Transcribe every entry word for word. Skip the pictures.
— begin —
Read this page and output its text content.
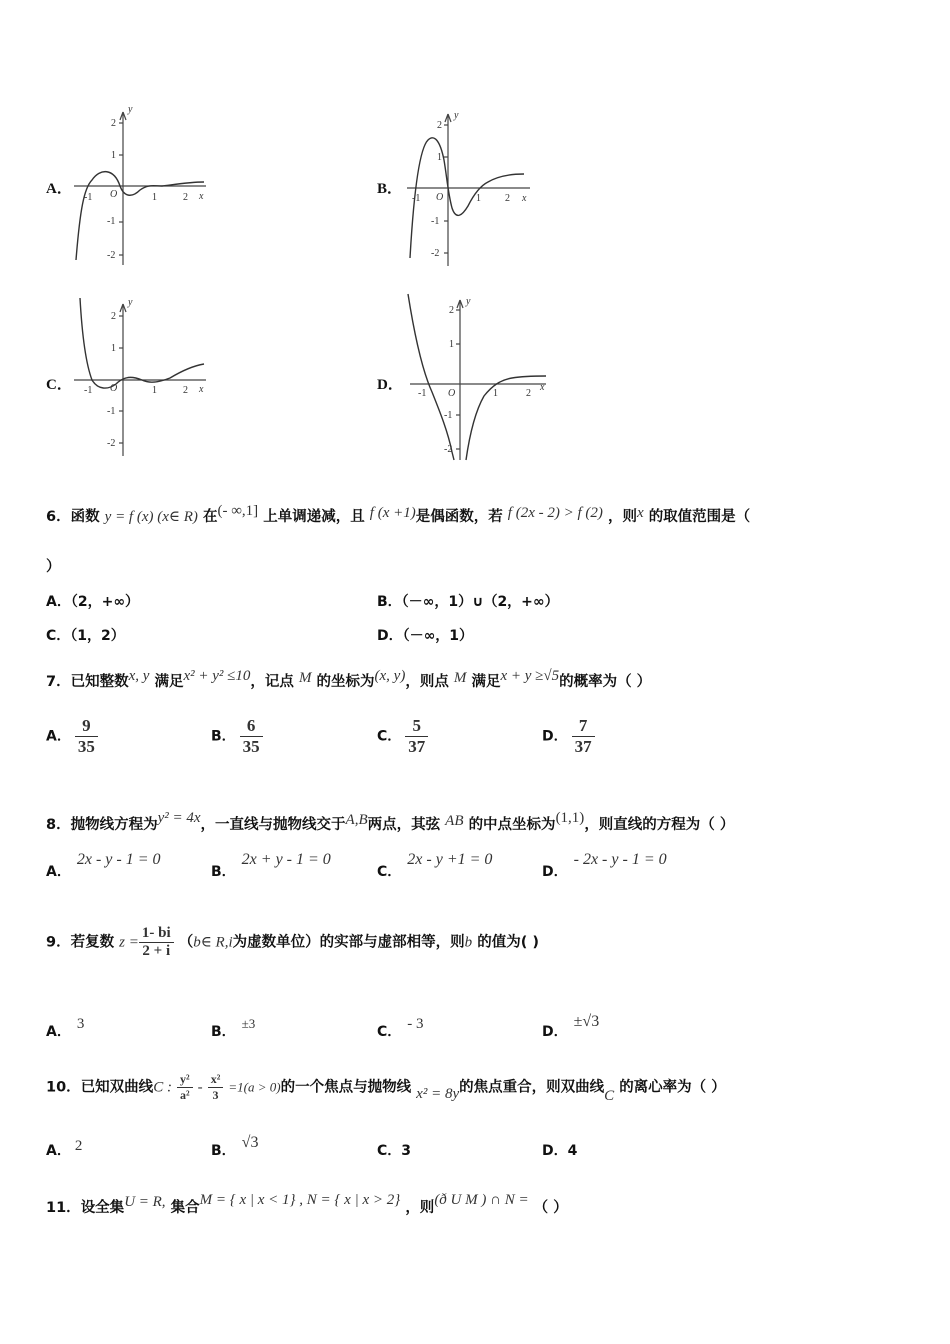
A．	B．
C．	D．
y
2
1
-1
-2
O
-1	1	2 x
y
2
1
-1
-2
O
-1	1 2 x
y
2
1
-1
-2
O
-1	1	2 x
y
2
1
-1
-2
O
-1	1	2
x
6．函数 y = f (x) (x∈ R) 在(- ∞,1] 上单调递减，且 f (x +1)是偶函数，若 f (2x - 2) > f (2) ，则x 的取值范围是（
）
A．（2，+∞）	B．（－∞，1）∪（2，+∞）
C．（1，2）	D．（－∞，1）
7．已知整数x, y 满足x² + y² ≤10，记点 M 的坐标为(x, y)，则点 M 满足x + y ≥√5的概率为（ ）
A． $\frac{9}{35}$	B． $\frac{6}{35}$	C． $\frac{5}{37}$	D． $\frac{7}{37}$
8．抛物线方程为y² = 4x，一直线与抛物线交于A,B两点，其弦 AB 的中点坐标为(1,1)，则直线的方程为（ ）
A．2x - y - 1 = 0
B．2x + y - 1 = 0
C．2x - y +1 = 0
D．- 2x - y - 1 = 0
9．若复数 $z = \frac{1- bi}{2 + i}$ （b∈ R,i为虚数单位）的实部与虚部相等，则b 的值为( )
A． 3	B．±3
C． - 3	D．±√3
10．已知双曲线C : $\frac{\text{y²}}{\text{a²}} - \frac{\text{x²}}{3} =1(a > 0)$的一个焦点与抛物线 x² = 8y的焦点重合，则双曲线C 的离心率为（ ）
A． 2	B． √3	C．3	D．4
11．设全集U = R, 集合M = { x | x < 1} , N = { x | x > 2} ，则(ð U M ) ∩ N = （ ）
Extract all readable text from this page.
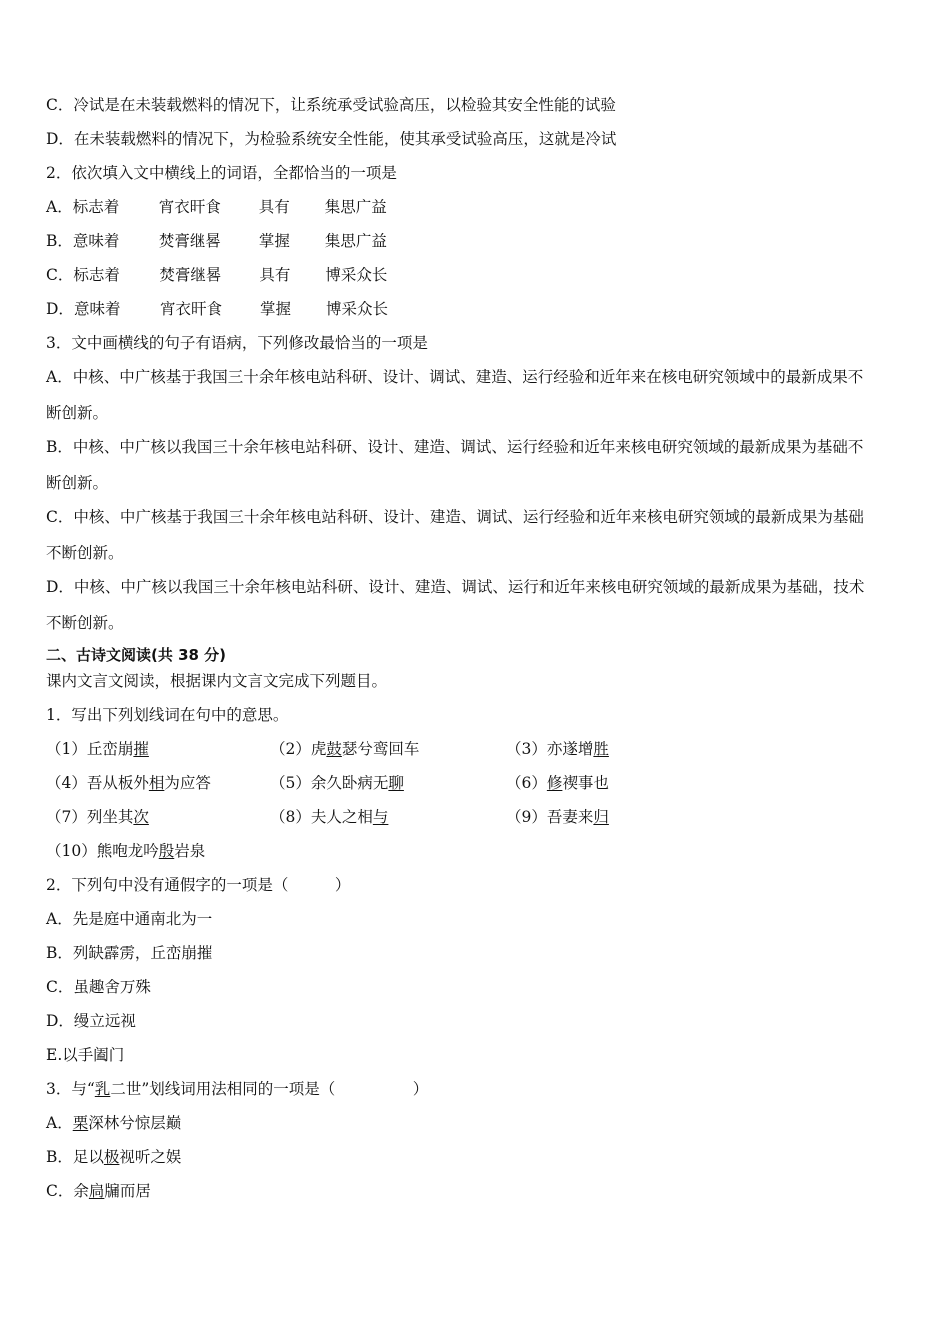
C．冷试是在未装载燃料的情况下，让系统承受试验高压，以检验其安全性能的试验
D．在未装载燃料的情况下，为检验系统安全性能，使其承受试验高压，这就是冷试
2．依次填入文中横线上的词语，全都恰当的一项是
A．标志着	宵衣旰食 具有 集思广益
B．意味着	焚膏继晷 掌握 集思广益
C．标志着	焚膏继晷 具有 博采众长
D．意味着	宵衣旰食 掌握 博采众长
3．文中画横线的句子有语病，下列修改最恰当的一项是
A．中核、中广核基于我国三十余年核电站科研、设计、调试、建造、运行经验和近年来在核电研究领域中的最新成果不
断创新。
B．中核、中广核以我国三十余年核电站科研、设计、建造、调试、运行经验和近年来核电研究领域的最新成果为基础不
断创新。
C．中核、中广核基于我国三十余年核电站科研、设计、建造、调试、运行经验和近年来核电研究领域的最新成果为基础
不断创新。
D．中核、中广核以我国三十余年核电站科研、设计、建造、调试、运行和近年来核电研究领域的最新成果为基础，技术
不断创新。
二、古诗文阅读(共 38 分)
课内文言文阅读，根据课内文言文完成下列题目。
1．写出下列划线词在句中的意思。
（1）丘峦崩摧	（2）虎鼓瑟兮鸾回车	（3）亦遂增胜
（4）吾从板外相为应答	（5）余久卧病无聊	（6）修禊事也
（7）列坐其次	（8）夫人之相与	（9）吾妻来归
（10）熊咆龙吟殷岩泉
2．下列句中没有通假字的一项是（　　　）
A．先是庭中通南北为一
B．列缺霹雳，丘峦崩摧
C．虽趣舍万殊
D．缦立远视
E.以手阖门
3．与“乳二世”划线词用法相同的一项是（　　　　　）
A．栗深林兮惊层巅
B．足以极视听之娱
C．余扃牖而居
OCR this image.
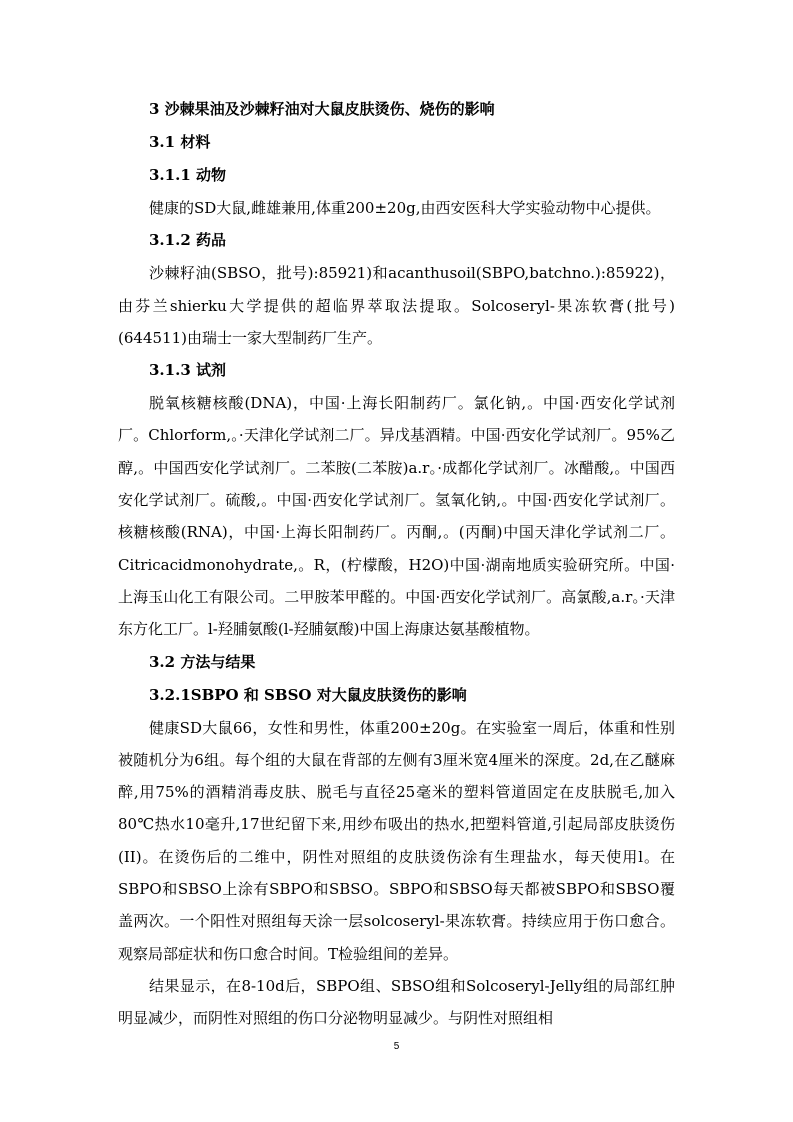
3 沙棘果油及沙棘籽油对大鼠皮肤烫伤、烧伤的影响
3.1 材料
3.1.1 动物

健康的SD大鼠,雌雄兼用,体重200±20g,由西安医科大学实验动物中心提供。

3.1.2 药品

沙棘籽油(SBSO，批号):85921)和acanthusoil(SBPO,batchno.):85922)，由芬兰shierku大学提供的超临界萃取法提取。Solcoseryl-果冻软膏(批号)(644511)由瑞士一家大型制药厂生产。

3.1.3 试剂

脱氧核糖核酸(DNA)，中国·上海长阳制药厂。氯化钠,。中国·西安化学试剂厂。Chlorform,。·天津化学试剂二厂。异戊基酒精。中国·西安化学试剂厂。95%乙醇,。中国西安化学试剂厂。二苯胺(二苯胺)a.r。·成都化学试剂厂。冰醋酸,。中国西安化学试剂厂。硫酸,。中国·西安化学试剂厂。氢氧化钠,。中国·西安化学试剂厂。核糖核酸(RNA)，中国·上海长阳制药厂。丙酮,。(丙酮)中国天津化学试剂二厂。Citricacidmonohydrate,。R，(柠檬酸，H2O)中国·湖南地质实验研究所。中国·上海玉山化工有限公司。二甲胺苯甲醛的。中国·西安化学试剂厂。高氯酸,a.r。·天津东方化工厂。l-羟脯氨酸(l-羟脯氨酸)中国上海康达氨基酸植物。

3.2 方法与结果
3.2.1SBPO 和 SBSO 对大鼠皮肤烫伤的影响

健康SD大鼠66，女性和男性，体重200±20g。在实验室一周后，体重和性别被随机分为6组。每个组的大鼠在背部的左侧有3厘米宽4厘米的深度。2d,在乙醚麻醉,用75%的酒精消毒皮肤、脱毛与直径25毫米的塑料管道固定在皮肤脱毛,加入80℃热水10毫升,17世纪留下来,用纱布吸出的热水,把塑料管道,引起局部皮肤烫伤(II)。在烫伤后的二维中，阴性对照组的皮肤烫伤涂有生理盐水，每天使用l。在SBPO和SBSO上涂有SBPO和SBSO。SBPO和SBSO每天都被SBPO和SBSO覆盖两次。一个阳性对照组每天涂一层solcoseryl-果冻软膏。持续应用于伤口愈合。观察局部症状和伤口愈合时间。T检验组间的差异。

结果显示，在8-10d后，SBPO组、SBSO组和Solcoseryl-Jelly组的局部红肿明显减少，而阴性对照组的伤口分泌物明显减少。与阴性对照组相

5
— end —
- WRITTEN RESPONSE:
Read this page and output its text content.
A．	B．
C．	D．
y
2
1
-1
-2
O
-1	1	2 x
y
2
1
-1
-2
O
-1	1 2 x
y
2
1
-1
-2
O
-1	1	2 x
y
2
1
-1
-2
O
-1	1	2
x
6．函数 y = f (x) (x∈ R) 在(- ∞,1] 上单调递减，且 f (x +1)是偶函数，若 f (2x - 2) > f (2) ，则x 的取值范围是（
）
A．（2，+∞）	B．（－∞，1）∪（2，+∞）
C．（1，2）	D．（－∞，1）
7．已知整数x, y 满足x² + y² ≤10，记点 M 的坐标为(x, y)，则点 M 满足x + y ≥√5的概率为（ ）
A． $\frac{9}{35}$	B． $\frac{6}{35}$	C． $\frac{5}{37}$	D． $\frac{7}{37}$
8．抛物线方程为y² = 4x，一直线与抛物线交于A,B两点，其弦 AB 的中点坐标为(1,1)，则直线的方程为（ ）
A．2x - y - 1 = 0
B．2x + y - 1 = 0
C．2x - y +1 = 0
D．- 2x - y - 1 = 0
9．若复数 $z = \frac{1- bi}{2 + i}$ （b∈ R,i为虚数单位）的实部与虚部相等，则b 的值为( )
A． 3	B．±3
C． - 3	D．±√3
10．已知双曲线C : $\frac{\text{y²}}{\text{a²}} - \frac{\text{x²}}{3} =1(a > 0)$的一个焦点与抛物线 x² = 8y的焦点重合，则双曲线C 的离心率为（ ）
A． 2	B． √3	C．3	D．4
11．设全集U = R, 集合M = { x | x < 1} , N = { x | x > 2} ，则(ð U M ) ∩ N = （ ）
Extract all readable text from this page.
C．冷试是在未装载燃料的情况下，让系统承受试验高压，以检验其安全性能的试验
D．在未装载燃料的情况下，为检验系统安全性能，使其承受试验高压，这就是冷试
2．依次填入文中横线上的词语，全都恰当的一项是
A．标志着	宵衣旰食 具有 集思广益
B．意味着	焚膏继晷 掌握 集思广益
C．标志着	焚膏继晷 具有 博采众长
D．意味着	宵衣旰食 掌握 博采众长
3．文中画横线的句子有语病，下列修改最恰当的一项是
A．中核、中广核基于我国三十余年核电站科研、设计、调试、建造、运行经验和近年来在核电研究领域中的最新成果不
断创新。
B．中核、中广核以我国三十余年核电站科研、设计、建造、调试、运行经验和近年来核电研究领域的最新成果为基础不
断创新。
C．中核、中广核基于我国三十余年核电站科研、设计、建造、调试、运行经验和近年来核电研究领域的最新成果为基础
不断创新。
D．中核、中广核以我国三十余年核电站科研、设计、建造、调试、运行和近年来核电研究领域的最新成果为基础，技术
不断创新。
二、古诗文阅读(共 38 分)
课内文言文阅读，根据课内文言文完成下列题目。
1．写出下列划线词在句中的意思。
（1）丘峦崩摧	（2）虎鼓瑟兮鸾回车	（3）亦遂增胜
（4）吾从板外相为应答	（5）余久卧病无聊	（6）修禊事也
（7）列坐其次	（8）夫人之相与	（9）吾妻来归
（10）熊咆龙吟殷岩泉
2．下列句中没有通假字的一项是（　　　）
A．先是庭中通南北为一
B．列缺霹雳，丘峦崩摧
C．虽趣舍万殊
D．缦立远视
E.以手阖门
3．与“乳二世”划线词用法相同的一项是（　　　　　）
A．栗深林兮惊层巅
B．足以极视听之娱
C．余扃牖而居
OCR this image.
3 沙棘果油及沙棘籽油对大鼠皮肤烫伤、烧伤的影响
3.1 材料
3.1.1 动物

健康的SD大鼠,雌雄兼用,体重200±20g,由西安医科大学实验动物中心提供。

3.1.2 药品

沙棘籽油(SBSO，批号):85921)和acanthusoil(SBPO,batchno.):85922)，由芬兰shierku大学提供的超临界萃取法提取。Solcoseryl-果冻软膏(批号)(644511)由瑞士一家大型制药厂生产。

3.1.3 试剂

脱氧核糖核酸(DNA)，中国·上海长阳制药厂。氯化钠,。中国·西安化学试剂厂。Chlorform,。·天津化学试剂二厂。异戊基酒精。中国·西安化学试剂厂。95%乙醇,。中国西安化学试剂厂。二苯胺(二苯胺)a.r。·成都化学试剂厂。冰醋酸,。中国西安化学试剂厂。硫酸,。中国·西安化学试剂厂。氢氧化钠,。中国·西安化学试剂厂。核糖核酸(RNA)，中国·上海长阳制药厂。丙酮,。(丙酮)中国天津化学试剂二厂。Citricacidmonohydrate,。R，(柠檬酸，H2O)中国·湖南地质实验研究所。中国·上海玉山化工有限公司。二甲胺苯甲醛的。中国·西安化学试剂厂。高氯酸,a.r。·天津东方化工厂。l-羟脯氨酸(l-羟脯氨酸)中国上海康达氨基酸植物。

3.2 方法与结果
3.2.1SBPO 和 SBSO 对大鼠皮肤烫伤的影响

健康SD大鼠66，女性和男性，体重200±20g。在实验室一周后，体重和性别被随机分为6组。每个组的大鼠在背部的左侧有3厘米宽4厘米的深度。2d,在乙醚麻醉,用75%的酒精消毒皮肤、脱毛与直径25毫米的塑料管道固定在皮肤脱毛,加入80℃热水10毫升,17世纪留下来,用纱布吸出的热水,把塑料管道,引起局部皮肤烫伤(II)。在烫伤后的二维中，阴性对照组的皮肤烫伤涂有生理盐水，每天使用l。在SBPO和SBSO上涂有SBPO和SBSO。SBPO和SBSO每天都被SBPO和SBSO覆盖两次。一个阳性对照组每天涂一层solcoseryl-果冻软膏。持续应用于伤口愈合。观察局部症状和伤口愈合时间。T检验组间的差异。

结果显示，在8-10d后，SBPO组、SBSO组和Solcoseryl-Jelly组的局部红肿明显减少，而阴性对照组的伤口分泌物明显减少。与阴性对照组相

5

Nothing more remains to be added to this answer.